Entries with figure data

■ ■ ■ ■ ■ ■ ■

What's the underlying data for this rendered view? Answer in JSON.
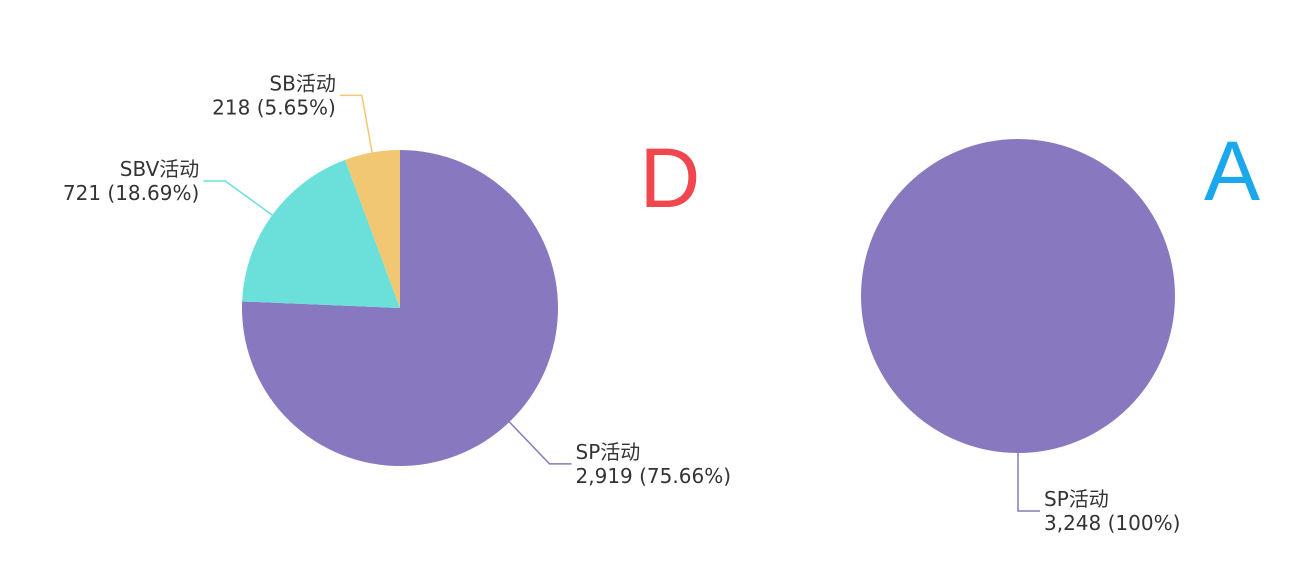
{
  "chart_data": [
    {
      "type": "pie",
      "title": "D",
      "title_color": "#f0474e",
      "categories": [
        "SP活动",
        "SBV活动",
        "SB活动"
      ],
      "values": [
        2919,
        721,
        218
      ],
      "value_labels": [
        "2,919 (75.66%)",
        "721 (18.69%)",
        "218 (5.65%)"
      ],
      "colors": [
        "#8878bf",
        "#6be0da",
        "#f2c772"
      ]
    },
    {
      "type": "pie",
      "title": "A",
      "title_color": "#1aa7ec",
      "categories": [
        "SP活动"
      ],
      "values": [
        3248
      ],
      "value_labels": [
        "3,248 (100%)"
      ],
      "colors": [
        "#8878bf"
      ]
    }
  ]
}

■ ■ ■ ■ ■ ■ ■

WHAT THE TASK ASKS: Return the records exactly. Don't carry the pictures over.

RESPONSE:
What's the underlying data for this rendered view? Answer in JSON.
{
  "chart_data": [
    {
      "type": "pie",
      "title": "D",
      "title_color": "#f0474e",
      "categories": [
        "SP活动",
        "SBV活动",
        "SB活动"
      ],
      "values": [
        2919,
        721,
        218
      ],
      "value_labels": [
        "2,919 (75.66%)",
        "721 (18.69%)",
        "218 (5.65%)"
      ],
      "colors": [
        "#8878bf",
        "#6be0da",
        "#f2c772"
      ]
    },
    {
      "type": "pie",
      "title": "A",
      "title_color": "#1aa7ec",
      "categories": [
        "SP活动"
      ],
      "values": [
        3248
      ],
      "value_labels": [
        "3,248 (100%)"
      ],
      "colors": [
        "#8878bf"
      ]
    }
  ]
}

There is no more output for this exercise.